• Exercise details
Duplicate every line of the data below exactly, leaving out the pictures.

• Supplied information
__________

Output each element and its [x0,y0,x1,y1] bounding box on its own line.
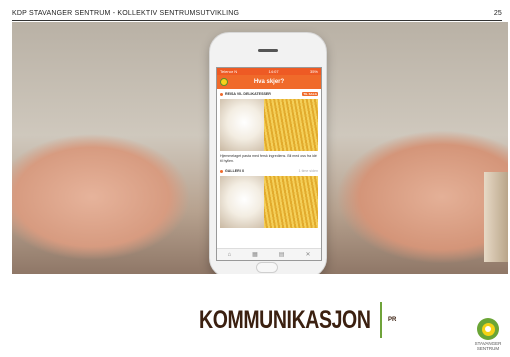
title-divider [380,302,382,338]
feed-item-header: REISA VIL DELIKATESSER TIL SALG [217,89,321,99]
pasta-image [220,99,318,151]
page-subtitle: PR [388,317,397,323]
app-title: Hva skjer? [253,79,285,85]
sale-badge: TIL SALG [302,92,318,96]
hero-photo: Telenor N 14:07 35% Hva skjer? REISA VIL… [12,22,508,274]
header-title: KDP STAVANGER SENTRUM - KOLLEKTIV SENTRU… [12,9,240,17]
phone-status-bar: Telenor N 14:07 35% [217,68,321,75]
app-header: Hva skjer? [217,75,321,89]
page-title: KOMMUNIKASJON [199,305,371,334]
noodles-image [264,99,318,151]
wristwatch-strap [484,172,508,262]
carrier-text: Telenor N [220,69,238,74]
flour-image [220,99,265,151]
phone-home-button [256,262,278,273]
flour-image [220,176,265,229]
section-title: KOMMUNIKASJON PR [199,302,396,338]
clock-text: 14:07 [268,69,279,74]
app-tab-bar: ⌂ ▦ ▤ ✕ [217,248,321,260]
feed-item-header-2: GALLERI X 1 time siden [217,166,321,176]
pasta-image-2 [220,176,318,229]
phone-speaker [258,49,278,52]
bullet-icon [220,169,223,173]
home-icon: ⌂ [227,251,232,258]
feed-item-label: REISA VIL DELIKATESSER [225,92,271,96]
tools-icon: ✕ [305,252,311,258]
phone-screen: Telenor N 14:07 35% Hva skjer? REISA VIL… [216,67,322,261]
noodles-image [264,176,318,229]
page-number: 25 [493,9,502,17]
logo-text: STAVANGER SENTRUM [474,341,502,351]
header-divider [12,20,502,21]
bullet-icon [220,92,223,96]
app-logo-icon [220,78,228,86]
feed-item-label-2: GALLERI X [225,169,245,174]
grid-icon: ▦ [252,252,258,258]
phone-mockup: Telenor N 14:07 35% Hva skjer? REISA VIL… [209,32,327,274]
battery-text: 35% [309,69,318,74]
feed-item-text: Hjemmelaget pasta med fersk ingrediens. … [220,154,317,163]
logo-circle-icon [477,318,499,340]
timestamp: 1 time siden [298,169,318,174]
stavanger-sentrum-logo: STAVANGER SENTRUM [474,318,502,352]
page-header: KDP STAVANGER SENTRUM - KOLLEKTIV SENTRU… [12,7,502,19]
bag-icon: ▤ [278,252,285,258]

__________

• Task solution
Output each element and its [x0,y0,x1,y1] bounding box on its own line.
title-divider [380,302,382,338]
feed-item-header: REISA VIL DELIKATESSER TIL SALG [217,89,321,99]
pasta-image [220,99,318,151]
page-subtitle: PR [388,317,397,323]
app-title: Hva skjer? [253,79,285,85]
sale-badge: TIL SALG [302,92,318,96]
hero-photo: Telenor N 14:07 35% Hva skjer? REISA VIL… [12,22,508,274]
header-title: KDP STAVANGER SENTRUM - KOLLEKTIV SENTRU… [12,9,240,17]
phone-status-bar: Telenor N 14:07 35% [217,68,321,75]
app-header: Hva skjer? [217,75,321,89]
page-title: KOMMUNIKASJON [199,305,371,334]
noodles-image [264,99,318,151]
wristwatch-strap [484,172,508,262]
carrier-text: Telenor N [220,69,238,74]
flour-image [220,99,265,151]
phone-home-button [256,262,278,273]
flour-image [220,176,265,229]
section-title: KOMMUNIKASJON PR [199,302,396,338]
clock-text: 14:07 [268,69,279,74]
app-tab-bar: ⌂ ▦ ▤ ✕ [217,248,321,260]
feed-item-header-2: GALLERI X 1 time siden [217,166,321,176]
pasta-image-2 [220,176,318,229]
phone-speaker [258,49,278,52]
bullet-icon [220,169,223,173]
home-icon: ⌂ [227,251,232,258]
feed-item-label: REISA VIL DELIKATESSER [225,92,271,96]
tools-icon: ✕ [305,252,311,258]
phone-screen: Telenor N 14:07 35% Hva skjer? REISA VIL… [216,67,322,261]
noodles-image [264,176,318,229]
page-number: 25 [493,9,502,17]
logo-text: STAVANGER SENTRUM [474,341,502,351]
header-divider [12,20,502,21]
bullet-icon [220,92,223,96]
app-logo-icon [220,78,228,86]
feed-item-label-2: GALLERI X [225,169,245,174]
grid-icon: ▦ [252,252,258,258]
phone-mockup: Telenor N 14:07 35% Hva skjer? REISA VIL… [209,32,327,274]
battery-text: 35% [309,69,318,74]
feed-item-text: Hjemmelaget pasta med fersk ingrediens. … [220,154,317,163]
logo-circle-icon [477,318,499,340]
timestamp: 1 time siden [298,169,318,174]
stavanger-sentrum-logo: STAVANGER SENTRUM [474,318,502,352]
page-header: KDP STAVANGER SENTRUM - KOLLEKTIV SENTRU… [12,7,502,19]
bag-icon: ▤ [278,252,285,258]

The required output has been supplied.